Listing

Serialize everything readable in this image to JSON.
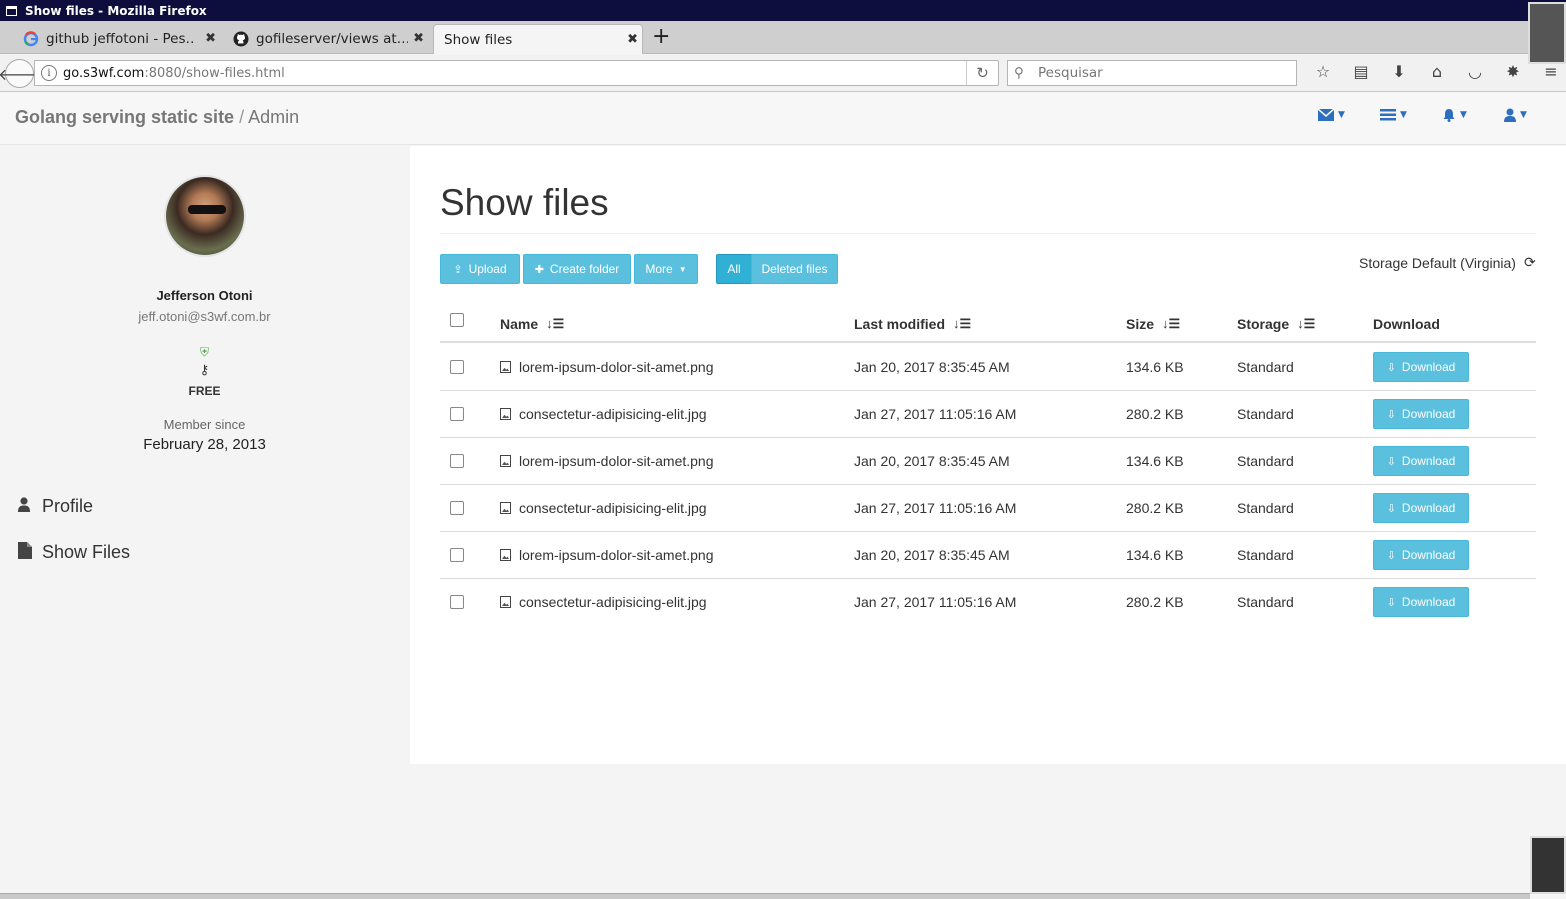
{
  "window": {
    "title": "Show files - Mozilla Firefox"
  },
  "tabs": [
    {
      "label": "github jeffotoni - Pes…",
      "favicon": "google-icon"
    },
    {
      "label": "gofileserver/views at…",
      "favicon": "github-icon"
    },
    {
      "label": "Show files",
      "favicon": ""
    }
  ],
  "new_tab_label": "+",
  "urlbar": {
    "host": "go.s3wf.com",
    "rest": ":8080/show-files.html"
  },
  "search": {
    "placeholder": "Pesquisar"
  },
  "app": {
    "brand_strong": "Golang serving static site",
    "brand_sep": "/",
    "brand_section": "Admin",
    "header_icons": [
      "envelope-icon",
      "list-icon",
      "bell-icon",
      "user-icon"
    ]
  },
  "profile": {
    "name": "Jefferson Otoni",
    "email": "jeff.otoni@s3wf.com.br",
    "plan": "FREE",
    "member_since_label": "Member since",
    "member_since_date": "February 28, 2013"
  },
  "sidebar_nav": [
    {
      "label": "Profile",
      "icon": "user-icon"
    },
    {
      "label": "Show Files",
      "icon": "file-icon"
    }
  ],
  "page": {
    "title": "Show files",
    "buttons": {
      "upload": "Upload",
      "create_folder": "Create folder",
      "more": "More",
      "all": "All",
      "deleted": "Deleted files"
    },
    "storage_label": "Storage Default (Virginia)"
  },
  "table": {
    "headers": {
      "name": "Name",
      "modified": "Last modified",
      "size": "Size",
      "storage": "Storage",
      "download": "Download"
    },
    "rows": [
      {
        "name": "lorem-ipsum-dolor-sit-amet.png",
        "modified": "Jan 20, 2017 8:35:45 AM",
        "size": "134.6 KB",
        "storage": "Standard",
        "download": "Download"
      },
      {
        "name": "consectetur-adipisicing-elit.jpg",
        "modified": "Jan 27, 2017 11:05:16 AM",
        "size": "280.2 KB",
        "storage": "Standard",
        "download": "Download"
      },
      {
        "name": "lorem-ipsum-dolor-sit-amet.png",
        "modified": "Jan 20, 2017 8:35:45 AM",
        "size": "134.6 KB",
        "storage": "Standard",
        "download": "Download"
      },
      {
        "name": "consectetur-adipisicing-elit.jpg",
        "modified": "Jan 27, 2017 11:05:16 AM",
        "size": "280.2 KB",
        "storage": "Standard",
        "download": "Download"
      },
      {
        "name": "lorem-ipsum-dolor-sit-amet.png",
        "modified": "Jan 20, 2017 8:35:45 AM",
        "size": "134.6 KB",
        "storage": "Standard",
        "download": "Download"
      },
      {
        "name": "consectetur-adipisicing-elit.jpg",
        "modified": "Jan 27, 2017 11:05:16 AM",
        "size": "280.2 KB",
        "storage": "Standard",
        "download": "Download"
      }
    ]
  },
  "colors": {
    "accent": "#5bc0de",
    "accent_active": "#31b0d5",
    "header_icon": "#2d6fbe",
    "titlebar": "#0e0e3e"
  }
}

Challenge
Reproduce the material word for word, minus the images.

Finished answer
Serialize everything readable in this image to JSON.
{
  "window": {
    "title": "Show files - Mozilla Firefox"
  },
  "tabs": [
    {
      "label": "github jeffotoni - Pes…",
      "favicon": "google-icon"
    },
    {
      "label": "gofileserver/views at…",
      "favicon": "github-icon"
    },
    {
      "label": "Show files",
      "favicon": ""
    }
  ],
  "new_tab_label": "+",
  "urlbar": {
    "host": "go.s3wf.com",
    "rest": ":8080/show-files.html"
  },
  "search": {
    "placeholder": "Pesquisar"
  },
  "app": {
    "brand_strong": "Golang serving static site",
    "brand_sep": "/",
    "brand_section": "Admin",
    "header_icons": [
      "envelope-icon",
      "list-icon",
      "bell-icon",
      "user-icon"
    ]
  },
  "profile": {
    "name": "Jefferson Otoni",
    "email": "jeff.otoni@s3wf.com.br",
    "plan": "FREE",
    "member_since_label": "Member since",
    "member_since_date": "February 28, 2013"
  },
  "sidebar_nav": [
    {
      "label": "Profile",
      "icon": "user-icon"
    },
    {
      "label": "Show Files",
      "icon": "file-icon"
    }
  ],
  "page": {
    "title": "Show files",
    "buttons": {
      "upload": "Upload",
      "create_folder": "Create folder",
      "more": "More",
      "all": "All",
      "deleted": "Deleted files"
    },
    "storage_label": "Storage Default (Virginia)"
  },
  "table": {
    "headers": {
      "name": "Name",
      "modified": "Last modified",
      "size": "Size",
      "storage": "Storage",
      "download": "Download"
    },
    "rows": [
      {
        "name": "lorem-ipsum-dolor-sit-amet.png",
        "modified": "Jan 20, 2017 8:35:45 AM",
        "size": "134.6 KB",
        "storage": "Standard",
        "download": "Download"
      },
      {
        "name": "consectetur-adipisicing-elit.jpg",
        "modified": "Jan 27, 2017 11:05:16 AM",
        "size": "280.2 KB",
        "storage": "Standard",
        "download": "Download"
      },
      {
        "name": "lorem-ipsum-dolor-sit-amet.png",
        "modified": "Jan 20, 2017 8:35:45 AM",
        "size": "134.6 KB",
        "storage": "Standard",
        "download": "Download"
      },
      {
        "name": "consectetur-adipisicing-elit.jpg",
        "modified": "Jan 27, 2017 11:05:16 AM",
        "size": "280.2 KB",
        "storage": "Standard",
        "download": "Download"
      },
      {
        "name": "lorem-ipsum-dolor-sit-amet.png",
        "modified": "Jan 20, 2017 8:35:45 AM",
        "size": "134.6 KB",
        "storage": "Standard",
        "download": "Download"
      },
      {
        "name": "consectetur-adipisicing-elit.jpg",
        "modified": "Jan 27, 2017 11:05:16 AM",
        "size": "280.2 KB",
        "storage": "Standard",
        "download": "Download"
      }
    ]
  },
  "colors": {
    "accent": "#5bc0de",
    "accent_active": "#31b0d5",
    "header_icon": "#2d6fbe",
    "titlebar": "#0e0e3e"
  }
}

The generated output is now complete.